### Data to use
--*--

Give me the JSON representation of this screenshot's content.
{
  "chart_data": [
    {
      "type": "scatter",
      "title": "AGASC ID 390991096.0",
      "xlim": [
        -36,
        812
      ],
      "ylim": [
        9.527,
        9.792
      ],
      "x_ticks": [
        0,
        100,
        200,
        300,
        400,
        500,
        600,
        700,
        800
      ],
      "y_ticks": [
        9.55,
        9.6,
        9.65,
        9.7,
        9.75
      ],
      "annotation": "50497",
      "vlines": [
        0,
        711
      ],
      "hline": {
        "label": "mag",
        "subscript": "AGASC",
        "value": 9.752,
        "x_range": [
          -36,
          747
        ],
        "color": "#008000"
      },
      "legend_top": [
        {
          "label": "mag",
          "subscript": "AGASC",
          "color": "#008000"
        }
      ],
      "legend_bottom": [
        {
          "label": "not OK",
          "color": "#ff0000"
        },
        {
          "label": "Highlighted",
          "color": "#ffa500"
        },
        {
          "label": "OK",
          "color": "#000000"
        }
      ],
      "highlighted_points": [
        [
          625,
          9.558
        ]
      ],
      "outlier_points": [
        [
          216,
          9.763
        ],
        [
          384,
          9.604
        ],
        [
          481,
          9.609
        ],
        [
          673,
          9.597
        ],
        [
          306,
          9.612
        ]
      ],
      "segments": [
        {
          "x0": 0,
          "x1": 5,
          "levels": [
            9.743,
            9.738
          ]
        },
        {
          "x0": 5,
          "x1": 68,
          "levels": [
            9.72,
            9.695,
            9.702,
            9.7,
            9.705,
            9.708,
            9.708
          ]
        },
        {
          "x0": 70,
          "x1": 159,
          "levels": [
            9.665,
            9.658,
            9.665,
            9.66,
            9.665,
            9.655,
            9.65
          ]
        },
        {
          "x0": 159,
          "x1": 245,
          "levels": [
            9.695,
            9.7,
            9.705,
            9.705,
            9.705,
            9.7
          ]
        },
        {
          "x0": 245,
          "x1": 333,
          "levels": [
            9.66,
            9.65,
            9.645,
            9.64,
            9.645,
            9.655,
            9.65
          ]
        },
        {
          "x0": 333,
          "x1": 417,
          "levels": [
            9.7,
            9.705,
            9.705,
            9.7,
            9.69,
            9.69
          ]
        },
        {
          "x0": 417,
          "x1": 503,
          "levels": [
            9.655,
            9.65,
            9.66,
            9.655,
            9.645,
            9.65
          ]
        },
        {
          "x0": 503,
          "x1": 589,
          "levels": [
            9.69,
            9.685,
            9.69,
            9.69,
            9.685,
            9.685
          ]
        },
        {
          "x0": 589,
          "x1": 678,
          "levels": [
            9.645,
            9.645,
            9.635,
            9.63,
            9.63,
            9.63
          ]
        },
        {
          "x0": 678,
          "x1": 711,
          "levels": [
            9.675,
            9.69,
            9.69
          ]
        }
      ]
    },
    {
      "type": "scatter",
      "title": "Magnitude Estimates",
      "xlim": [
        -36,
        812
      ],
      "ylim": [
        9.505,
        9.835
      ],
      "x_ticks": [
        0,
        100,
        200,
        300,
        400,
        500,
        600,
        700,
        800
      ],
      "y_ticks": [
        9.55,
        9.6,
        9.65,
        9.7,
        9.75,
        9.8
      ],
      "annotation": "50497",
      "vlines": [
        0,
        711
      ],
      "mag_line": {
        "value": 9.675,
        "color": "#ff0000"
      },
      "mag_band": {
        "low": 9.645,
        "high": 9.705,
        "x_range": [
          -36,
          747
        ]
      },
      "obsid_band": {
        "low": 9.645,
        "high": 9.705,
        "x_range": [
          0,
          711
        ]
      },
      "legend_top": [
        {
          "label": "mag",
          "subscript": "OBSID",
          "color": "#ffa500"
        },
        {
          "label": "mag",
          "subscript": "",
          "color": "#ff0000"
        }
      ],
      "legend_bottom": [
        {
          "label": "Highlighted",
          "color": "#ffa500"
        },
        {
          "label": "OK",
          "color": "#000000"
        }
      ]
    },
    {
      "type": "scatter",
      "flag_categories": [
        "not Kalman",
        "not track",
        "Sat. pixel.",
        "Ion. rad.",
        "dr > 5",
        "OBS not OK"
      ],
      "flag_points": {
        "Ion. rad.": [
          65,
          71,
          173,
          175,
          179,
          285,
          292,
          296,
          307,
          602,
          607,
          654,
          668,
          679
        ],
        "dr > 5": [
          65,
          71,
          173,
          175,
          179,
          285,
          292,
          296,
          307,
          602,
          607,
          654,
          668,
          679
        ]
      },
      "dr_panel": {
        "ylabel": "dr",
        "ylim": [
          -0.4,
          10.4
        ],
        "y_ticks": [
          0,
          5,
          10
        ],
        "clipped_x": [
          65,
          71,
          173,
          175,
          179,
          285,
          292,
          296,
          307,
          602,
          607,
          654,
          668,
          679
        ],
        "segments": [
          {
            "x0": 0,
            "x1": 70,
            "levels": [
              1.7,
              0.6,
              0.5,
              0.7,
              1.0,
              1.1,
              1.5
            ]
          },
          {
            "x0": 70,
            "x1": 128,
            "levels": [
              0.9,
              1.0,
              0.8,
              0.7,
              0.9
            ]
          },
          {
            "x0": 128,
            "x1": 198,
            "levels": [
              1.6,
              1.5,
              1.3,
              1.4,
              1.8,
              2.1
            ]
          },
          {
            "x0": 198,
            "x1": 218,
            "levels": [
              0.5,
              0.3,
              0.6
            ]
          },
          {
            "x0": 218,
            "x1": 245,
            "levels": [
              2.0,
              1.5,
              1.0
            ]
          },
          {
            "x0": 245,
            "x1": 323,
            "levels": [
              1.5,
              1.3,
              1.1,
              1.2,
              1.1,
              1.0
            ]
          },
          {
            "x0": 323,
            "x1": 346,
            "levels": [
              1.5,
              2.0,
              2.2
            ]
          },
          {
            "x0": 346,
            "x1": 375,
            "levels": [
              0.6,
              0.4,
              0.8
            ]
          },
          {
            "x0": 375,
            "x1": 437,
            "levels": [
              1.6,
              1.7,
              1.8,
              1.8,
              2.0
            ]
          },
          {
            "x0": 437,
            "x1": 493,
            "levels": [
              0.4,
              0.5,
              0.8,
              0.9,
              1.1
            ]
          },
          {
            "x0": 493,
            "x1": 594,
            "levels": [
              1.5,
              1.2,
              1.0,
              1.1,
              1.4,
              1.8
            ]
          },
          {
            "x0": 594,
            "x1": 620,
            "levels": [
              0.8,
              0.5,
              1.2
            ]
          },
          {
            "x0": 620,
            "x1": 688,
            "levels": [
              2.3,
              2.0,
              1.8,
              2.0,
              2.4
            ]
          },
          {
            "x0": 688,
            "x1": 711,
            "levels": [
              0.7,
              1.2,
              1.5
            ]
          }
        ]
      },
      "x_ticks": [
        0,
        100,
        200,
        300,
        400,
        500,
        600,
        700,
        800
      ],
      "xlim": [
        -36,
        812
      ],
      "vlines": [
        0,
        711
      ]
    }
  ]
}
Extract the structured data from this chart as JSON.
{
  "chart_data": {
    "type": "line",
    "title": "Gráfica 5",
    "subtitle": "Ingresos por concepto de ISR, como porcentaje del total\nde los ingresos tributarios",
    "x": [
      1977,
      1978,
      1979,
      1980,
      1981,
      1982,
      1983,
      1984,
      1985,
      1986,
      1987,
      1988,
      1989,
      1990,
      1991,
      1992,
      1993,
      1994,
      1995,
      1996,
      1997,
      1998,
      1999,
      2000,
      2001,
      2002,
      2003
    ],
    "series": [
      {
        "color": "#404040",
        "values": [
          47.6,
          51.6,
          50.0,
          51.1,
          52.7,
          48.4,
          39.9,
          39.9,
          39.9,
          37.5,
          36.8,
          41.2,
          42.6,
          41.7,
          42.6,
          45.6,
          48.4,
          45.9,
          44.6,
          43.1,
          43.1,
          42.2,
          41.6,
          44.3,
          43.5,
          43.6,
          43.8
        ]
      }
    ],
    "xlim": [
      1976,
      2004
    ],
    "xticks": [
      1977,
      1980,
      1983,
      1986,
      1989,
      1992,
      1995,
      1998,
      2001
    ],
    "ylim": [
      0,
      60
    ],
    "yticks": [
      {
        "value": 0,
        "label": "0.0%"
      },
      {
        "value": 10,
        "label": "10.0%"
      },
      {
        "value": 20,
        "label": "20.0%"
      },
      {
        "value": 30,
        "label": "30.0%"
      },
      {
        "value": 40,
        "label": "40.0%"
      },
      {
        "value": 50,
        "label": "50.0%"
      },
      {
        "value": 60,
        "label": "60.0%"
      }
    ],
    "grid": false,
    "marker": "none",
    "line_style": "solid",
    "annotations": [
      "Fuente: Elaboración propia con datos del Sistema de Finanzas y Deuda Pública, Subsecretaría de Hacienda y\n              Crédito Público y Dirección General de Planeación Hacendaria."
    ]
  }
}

--*--

### The exercise
Examine the entries and report how many of their lines contain the string "JSON", giving no more than the number.

### Correct result
2